WHAT TO WORK ON
Write the material out again in full, word for word. Do not include the pictures.

MATERIAL PROVIDED
□ □ □ □ □
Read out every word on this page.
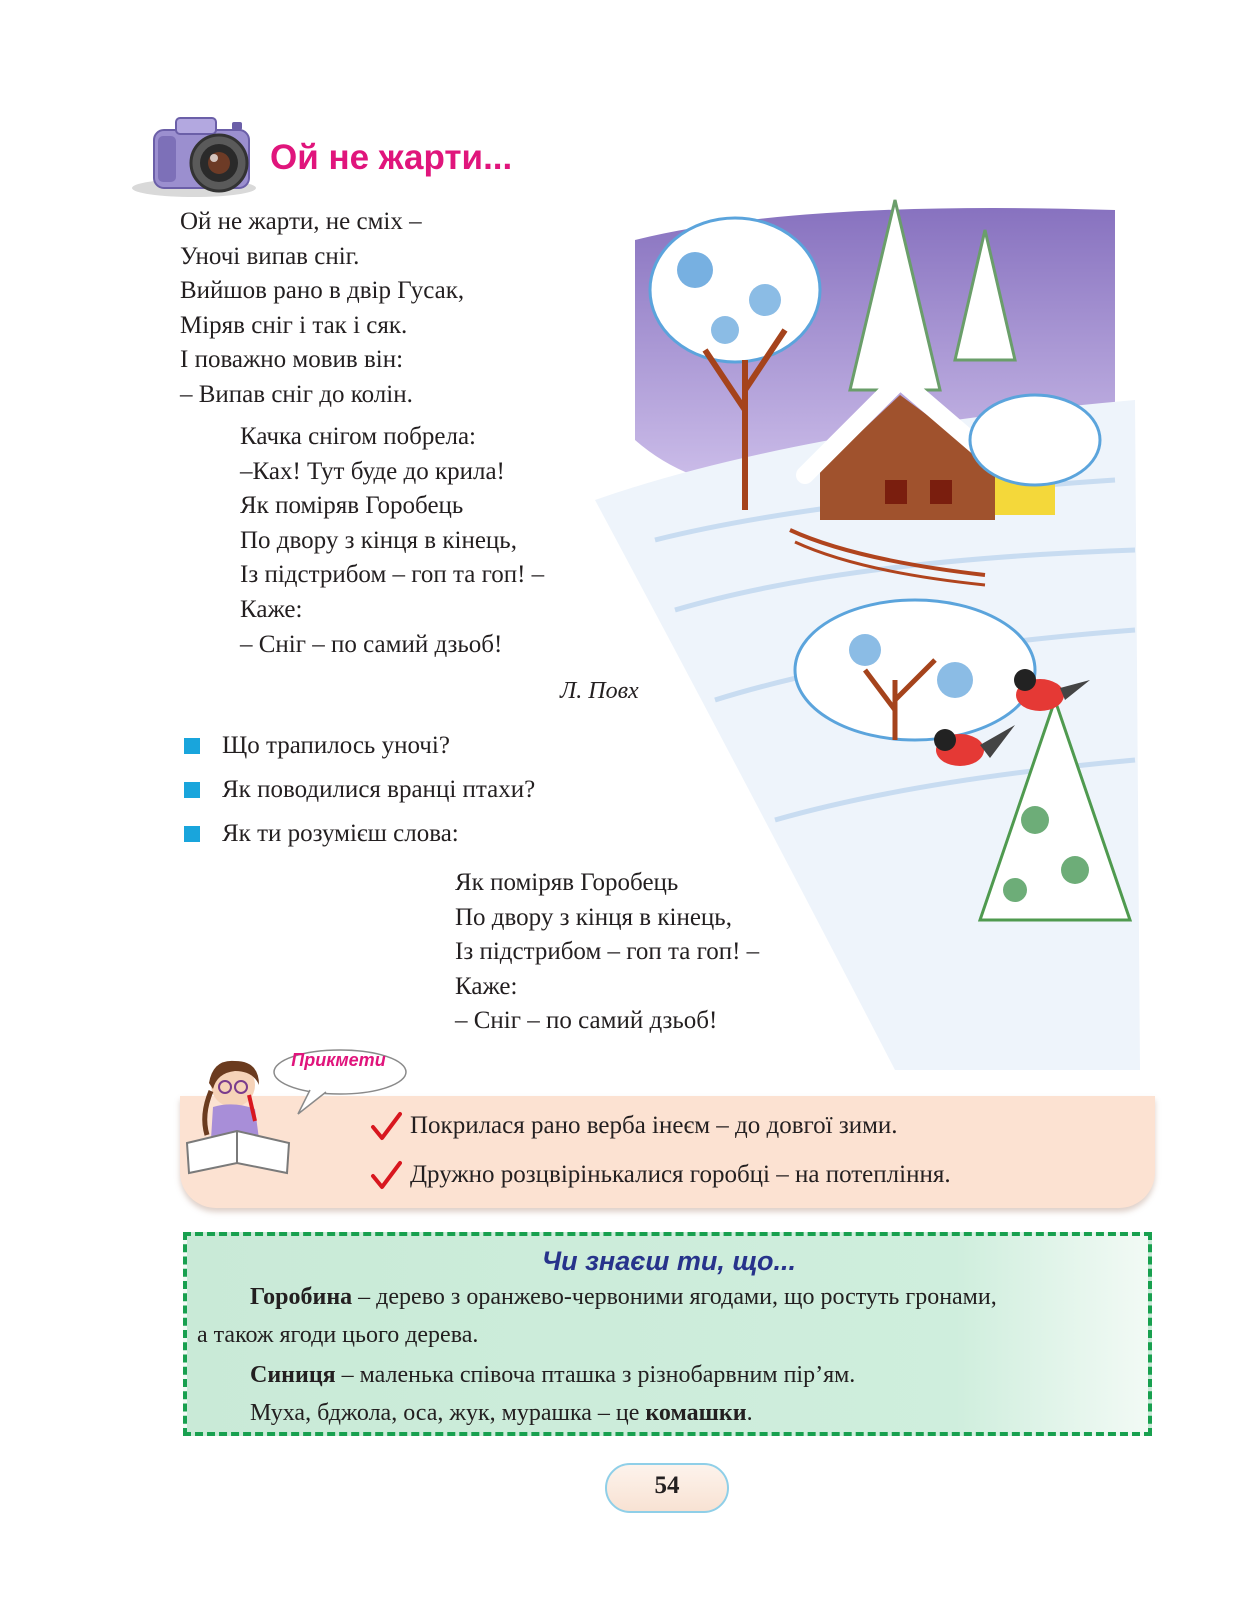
Ой не жарти...
Ой не жарти, не сміх –
Уночі випав сніг.
Вийшов рано в двір Гусак,
Міряв сніг і так і сяк.
І поважно мовив він:
– Випав сніг до колін.
Качка снігом побрела:
–Ках! Тут буде до крила!
Як поміряв Горобець
По двору з кінця в кінець,
Із підстрибом – гоп та гоп! –
Каже:
– Сніг – по самий дзьоб!
Л. Повх
Що трапилось уночі?
Як поводилися вранці птахи?
Як ти розумієш слова:
Як поміряв Горобець
По двору з кінця в кінець,
Із підстрибом – гоп та гоп! –
Каже:
– Сніг – по самий дзьоб!
Прикмети
Покрилася рано верба інеєм – до довгої зими.
Дружно розцвірінькалися горобці – на потепління.
Чи знаєш ти, що...
Горобина – дерево з оранжево-червоними ягодами, що ростуть гронами,
а також ягоди цього дерева.
Синиця – маленька співоча пташка з різнобарвним пір’ям.
Муха, бджола, оса, жук, мурашка – це комашки.
54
□ □ □ □ □
REPLY TO THE TASK
Read out every word on this page.
Ой не жарти...
Ой не жарти, не сміх –
Уночі випав сніг.
Вийшов рано в двір Гусак,
Міряв сніг і так і сяк.
І поважно мовив він:
– Випав сніг до колін.
Качка снігом побрела:
–Ках! Тут буде до крила!
Як поміряв Горобець
По двору з кінця в кінець,
Із підстрибом – гоп та гоп! –
Каже:
– Сніг – по самий дзьоб!
Л. Повх
Що трапилось уночі?
Як поводилися вранці птахи?
Як ти розумієш слова:
Як поміряв Горобець
По двору з кінця в кінець,
Із підстрибом – гоп та гоп! –
Каже:
– Сніг – по самий дзьоб!
Прикмети
Покрилася рано верба інеєм – до довгої зими.
Дружно розцвірінькалися горобці – на потепління.
Чи знаєш ти, що...
Горобина – дерево з оранжево-червоними ягодами, що ростуть гронами,
а також ягоди цього дерева.
Синиця – маленька співоча пташка з різнобарвним пір’ям.
Муха, бджола, оса, жук, мурашка – це комашки.
54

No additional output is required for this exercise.